* BEGIN SUPPLIED MATERIAL *

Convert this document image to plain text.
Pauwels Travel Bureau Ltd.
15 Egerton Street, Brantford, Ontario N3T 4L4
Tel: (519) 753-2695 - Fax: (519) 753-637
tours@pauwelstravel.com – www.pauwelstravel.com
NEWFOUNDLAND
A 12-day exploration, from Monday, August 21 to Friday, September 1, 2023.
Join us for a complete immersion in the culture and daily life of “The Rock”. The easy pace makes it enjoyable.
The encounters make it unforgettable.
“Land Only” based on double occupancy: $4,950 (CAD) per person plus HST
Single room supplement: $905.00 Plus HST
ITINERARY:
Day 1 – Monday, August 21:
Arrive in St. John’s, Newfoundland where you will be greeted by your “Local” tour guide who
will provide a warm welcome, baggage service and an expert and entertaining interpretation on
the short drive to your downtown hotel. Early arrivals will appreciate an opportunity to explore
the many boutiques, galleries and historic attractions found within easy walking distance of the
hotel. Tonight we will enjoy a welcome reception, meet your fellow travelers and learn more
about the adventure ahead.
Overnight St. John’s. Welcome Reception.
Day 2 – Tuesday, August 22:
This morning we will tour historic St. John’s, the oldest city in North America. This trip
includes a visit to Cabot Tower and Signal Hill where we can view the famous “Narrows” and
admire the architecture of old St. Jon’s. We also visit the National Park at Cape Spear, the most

* END SUPPLIED MATERIAL *

### [TASK OBJECTIVE]
Gather each line from the listing above that holds "where".

### [COMPLETE ANSWER]
Arrive in St. John’s, Newfoundland where you will be greeted by your “Local” tour guide who
includes a visit to Cabot Tower and Signal Hill where we can view the famous “Narrows” and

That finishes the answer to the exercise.